== Requirement ==
Return all lines with the word "Réaction" in them.

Stored entries
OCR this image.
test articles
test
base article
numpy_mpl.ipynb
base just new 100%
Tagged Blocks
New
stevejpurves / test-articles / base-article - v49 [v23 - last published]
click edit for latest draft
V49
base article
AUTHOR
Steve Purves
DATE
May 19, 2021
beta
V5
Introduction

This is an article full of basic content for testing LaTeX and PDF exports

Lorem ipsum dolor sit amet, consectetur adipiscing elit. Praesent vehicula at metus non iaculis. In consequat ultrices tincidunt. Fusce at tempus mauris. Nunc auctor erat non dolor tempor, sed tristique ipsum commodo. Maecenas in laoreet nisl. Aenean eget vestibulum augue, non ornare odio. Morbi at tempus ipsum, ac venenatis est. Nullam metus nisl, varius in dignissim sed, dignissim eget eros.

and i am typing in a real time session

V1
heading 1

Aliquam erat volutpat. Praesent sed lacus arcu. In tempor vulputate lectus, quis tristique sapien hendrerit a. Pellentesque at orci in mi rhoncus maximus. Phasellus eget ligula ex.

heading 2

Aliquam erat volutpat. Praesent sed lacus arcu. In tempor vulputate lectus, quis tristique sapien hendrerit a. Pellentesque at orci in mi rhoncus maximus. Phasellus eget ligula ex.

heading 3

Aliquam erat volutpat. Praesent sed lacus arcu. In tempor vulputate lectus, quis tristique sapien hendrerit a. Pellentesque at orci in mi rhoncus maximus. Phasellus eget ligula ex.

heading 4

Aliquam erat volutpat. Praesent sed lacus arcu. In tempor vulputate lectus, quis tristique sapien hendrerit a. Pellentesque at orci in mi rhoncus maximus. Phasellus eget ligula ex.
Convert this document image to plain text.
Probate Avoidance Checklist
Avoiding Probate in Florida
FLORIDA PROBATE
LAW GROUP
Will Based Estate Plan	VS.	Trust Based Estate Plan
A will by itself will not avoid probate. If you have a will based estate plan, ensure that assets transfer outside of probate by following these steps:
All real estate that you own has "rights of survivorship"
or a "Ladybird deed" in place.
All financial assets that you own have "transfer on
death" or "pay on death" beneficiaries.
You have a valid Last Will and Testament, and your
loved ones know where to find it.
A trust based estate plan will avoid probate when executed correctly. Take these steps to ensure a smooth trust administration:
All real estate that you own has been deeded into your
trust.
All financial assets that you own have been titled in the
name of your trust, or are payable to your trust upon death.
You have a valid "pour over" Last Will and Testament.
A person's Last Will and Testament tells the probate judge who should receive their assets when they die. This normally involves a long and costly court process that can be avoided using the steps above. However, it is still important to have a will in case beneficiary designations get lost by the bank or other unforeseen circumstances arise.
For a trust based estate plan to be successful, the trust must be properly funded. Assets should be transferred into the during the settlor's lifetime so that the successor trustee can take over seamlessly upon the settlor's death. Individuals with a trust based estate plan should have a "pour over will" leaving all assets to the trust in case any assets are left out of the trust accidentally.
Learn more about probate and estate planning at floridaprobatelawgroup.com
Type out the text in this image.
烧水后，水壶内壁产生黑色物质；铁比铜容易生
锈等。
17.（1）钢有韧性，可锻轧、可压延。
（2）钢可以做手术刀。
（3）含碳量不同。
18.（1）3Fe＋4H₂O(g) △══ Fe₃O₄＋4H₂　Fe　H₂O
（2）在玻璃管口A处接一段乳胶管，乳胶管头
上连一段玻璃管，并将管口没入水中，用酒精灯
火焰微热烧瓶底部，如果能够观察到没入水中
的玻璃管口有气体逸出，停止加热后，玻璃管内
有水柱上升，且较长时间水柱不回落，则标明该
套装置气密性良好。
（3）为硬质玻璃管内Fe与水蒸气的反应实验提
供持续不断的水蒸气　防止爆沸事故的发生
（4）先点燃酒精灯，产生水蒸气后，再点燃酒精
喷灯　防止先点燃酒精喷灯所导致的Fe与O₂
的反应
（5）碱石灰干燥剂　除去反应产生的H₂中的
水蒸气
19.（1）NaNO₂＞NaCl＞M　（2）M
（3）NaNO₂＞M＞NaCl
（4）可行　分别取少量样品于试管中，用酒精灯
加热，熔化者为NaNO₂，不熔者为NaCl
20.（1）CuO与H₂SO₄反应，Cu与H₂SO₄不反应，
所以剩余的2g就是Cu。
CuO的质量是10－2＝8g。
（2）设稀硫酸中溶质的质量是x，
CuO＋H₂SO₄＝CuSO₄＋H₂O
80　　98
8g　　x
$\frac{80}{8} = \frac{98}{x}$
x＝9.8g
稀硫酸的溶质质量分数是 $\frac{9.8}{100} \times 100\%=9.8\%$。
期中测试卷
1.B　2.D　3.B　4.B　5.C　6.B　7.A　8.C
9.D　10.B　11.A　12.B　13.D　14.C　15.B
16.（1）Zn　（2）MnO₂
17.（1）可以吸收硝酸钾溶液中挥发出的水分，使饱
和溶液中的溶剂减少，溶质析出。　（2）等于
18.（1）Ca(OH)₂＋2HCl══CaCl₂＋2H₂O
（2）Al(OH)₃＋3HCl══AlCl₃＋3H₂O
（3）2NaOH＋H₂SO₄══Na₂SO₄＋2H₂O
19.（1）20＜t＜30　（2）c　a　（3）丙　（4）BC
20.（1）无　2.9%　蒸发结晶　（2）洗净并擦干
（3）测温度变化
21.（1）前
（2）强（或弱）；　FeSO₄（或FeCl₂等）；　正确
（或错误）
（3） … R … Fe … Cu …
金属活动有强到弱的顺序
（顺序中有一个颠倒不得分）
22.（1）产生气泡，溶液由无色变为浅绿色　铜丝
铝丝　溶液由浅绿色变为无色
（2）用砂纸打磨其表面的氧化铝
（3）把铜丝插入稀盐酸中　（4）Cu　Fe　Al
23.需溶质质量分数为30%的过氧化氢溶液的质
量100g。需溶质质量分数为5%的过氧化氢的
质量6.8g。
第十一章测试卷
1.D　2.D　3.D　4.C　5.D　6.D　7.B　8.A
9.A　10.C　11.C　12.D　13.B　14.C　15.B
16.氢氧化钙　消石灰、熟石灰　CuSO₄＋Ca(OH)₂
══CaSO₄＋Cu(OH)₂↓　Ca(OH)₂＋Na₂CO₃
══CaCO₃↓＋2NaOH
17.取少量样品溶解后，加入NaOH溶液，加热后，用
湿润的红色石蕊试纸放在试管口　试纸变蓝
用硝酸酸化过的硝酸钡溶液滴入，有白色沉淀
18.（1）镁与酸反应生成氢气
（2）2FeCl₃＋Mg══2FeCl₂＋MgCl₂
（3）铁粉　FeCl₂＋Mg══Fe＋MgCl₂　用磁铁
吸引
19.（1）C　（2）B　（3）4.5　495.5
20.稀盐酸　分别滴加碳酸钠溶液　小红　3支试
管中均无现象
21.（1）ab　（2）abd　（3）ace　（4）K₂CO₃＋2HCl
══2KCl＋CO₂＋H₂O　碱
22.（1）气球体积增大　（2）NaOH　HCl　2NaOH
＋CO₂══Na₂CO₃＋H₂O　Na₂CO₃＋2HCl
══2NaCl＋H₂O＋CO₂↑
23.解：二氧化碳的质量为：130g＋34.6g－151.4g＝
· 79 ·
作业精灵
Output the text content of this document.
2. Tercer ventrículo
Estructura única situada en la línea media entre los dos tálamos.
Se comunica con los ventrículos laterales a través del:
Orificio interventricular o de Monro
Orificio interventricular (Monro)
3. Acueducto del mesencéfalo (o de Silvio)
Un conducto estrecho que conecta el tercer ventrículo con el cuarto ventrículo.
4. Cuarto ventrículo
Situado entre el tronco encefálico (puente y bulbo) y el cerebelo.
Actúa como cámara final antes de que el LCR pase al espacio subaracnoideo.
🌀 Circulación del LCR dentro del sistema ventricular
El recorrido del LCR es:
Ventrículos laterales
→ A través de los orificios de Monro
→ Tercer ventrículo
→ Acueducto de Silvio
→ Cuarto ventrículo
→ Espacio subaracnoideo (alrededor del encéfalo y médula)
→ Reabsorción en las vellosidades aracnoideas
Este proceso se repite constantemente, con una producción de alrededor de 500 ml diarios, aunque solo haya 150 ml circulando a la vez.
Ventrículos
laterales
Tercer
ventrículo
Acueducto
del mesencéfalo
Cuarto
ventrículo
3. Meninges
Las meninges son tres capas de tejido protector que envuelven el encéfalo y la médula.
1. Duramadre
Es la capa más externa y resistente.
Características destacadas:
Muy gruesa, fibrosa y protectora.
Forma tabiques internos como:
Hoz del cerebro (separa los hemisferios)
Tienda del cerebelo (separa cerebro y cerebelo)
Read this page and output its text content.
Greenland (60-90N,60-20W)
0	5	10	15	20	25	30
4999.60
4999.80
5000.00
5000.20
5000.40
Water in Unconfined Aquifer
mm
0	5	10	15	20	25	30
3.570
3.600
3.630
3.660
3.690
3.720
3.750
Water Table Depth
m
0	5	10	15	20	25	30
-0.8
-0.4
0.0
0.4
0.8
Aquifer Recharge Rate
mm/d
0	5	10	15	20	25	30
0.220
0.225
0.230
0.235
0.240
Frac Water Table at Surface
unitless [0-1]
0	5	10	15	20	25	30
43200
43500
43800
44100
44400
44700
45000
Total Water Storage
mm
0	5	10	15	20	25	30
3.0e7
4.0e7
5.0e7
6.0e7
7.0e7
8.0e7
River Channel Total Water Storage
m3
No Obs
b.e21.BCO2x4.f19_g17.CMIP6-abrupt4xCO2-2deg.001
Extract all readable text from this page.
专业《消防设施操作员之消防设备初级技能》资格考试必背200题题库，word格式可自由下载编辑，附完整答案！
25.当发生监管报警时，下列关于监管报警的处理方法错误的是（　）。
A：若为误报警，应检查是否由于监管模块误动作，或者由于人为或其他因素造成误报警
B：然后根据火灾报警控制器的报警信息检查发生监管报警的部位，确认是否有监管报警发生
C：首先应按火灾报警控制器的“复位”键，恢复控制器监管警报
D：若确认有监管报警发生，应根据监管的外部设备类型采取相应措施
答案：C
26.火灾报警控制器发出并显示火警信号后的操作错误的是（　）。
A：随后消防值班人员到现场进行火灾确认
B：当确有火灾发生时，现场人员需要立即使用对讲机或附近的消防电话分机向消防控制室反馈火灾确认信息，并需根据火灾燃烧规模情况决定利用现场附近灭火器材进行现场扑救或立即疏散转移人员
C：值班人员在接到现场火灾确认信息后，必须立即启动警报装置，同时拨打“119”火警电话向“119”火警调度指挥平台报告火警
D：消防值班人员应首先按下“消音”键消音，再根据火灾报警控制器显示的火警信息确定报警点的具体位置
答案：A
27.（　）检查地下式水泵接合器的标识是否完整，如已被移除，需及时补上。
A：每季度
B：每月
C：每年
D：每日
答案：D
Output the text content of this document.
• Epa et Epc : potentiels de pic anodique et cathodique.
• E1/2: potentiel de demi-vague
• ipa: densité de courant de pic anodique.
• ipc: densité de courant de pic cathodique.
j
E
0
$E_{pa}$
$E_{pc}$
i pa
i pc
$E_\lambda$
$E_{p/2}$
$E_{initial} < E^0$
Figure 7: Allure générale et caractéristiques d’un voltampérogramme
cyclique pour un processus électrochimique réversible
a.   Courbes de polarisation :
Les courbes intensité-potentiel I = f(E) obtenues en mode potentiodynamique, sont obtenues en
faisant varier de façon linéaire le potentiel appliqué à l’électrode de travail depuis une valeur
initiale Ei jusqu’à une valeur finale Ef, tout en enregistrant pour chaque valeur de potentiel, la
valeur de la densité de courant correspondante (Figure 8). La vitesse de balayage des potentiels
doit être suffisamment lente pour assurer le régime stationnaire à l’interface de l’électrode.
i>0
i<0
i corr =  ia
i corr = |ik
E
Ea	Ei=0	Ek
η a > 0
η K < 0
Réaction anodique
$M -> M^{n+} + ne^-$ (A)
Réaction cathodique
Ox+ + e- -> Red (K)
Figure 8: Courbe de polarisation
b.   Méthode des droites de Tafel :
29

== Exercise answer ==
Réaction anodique
Réaction cathodique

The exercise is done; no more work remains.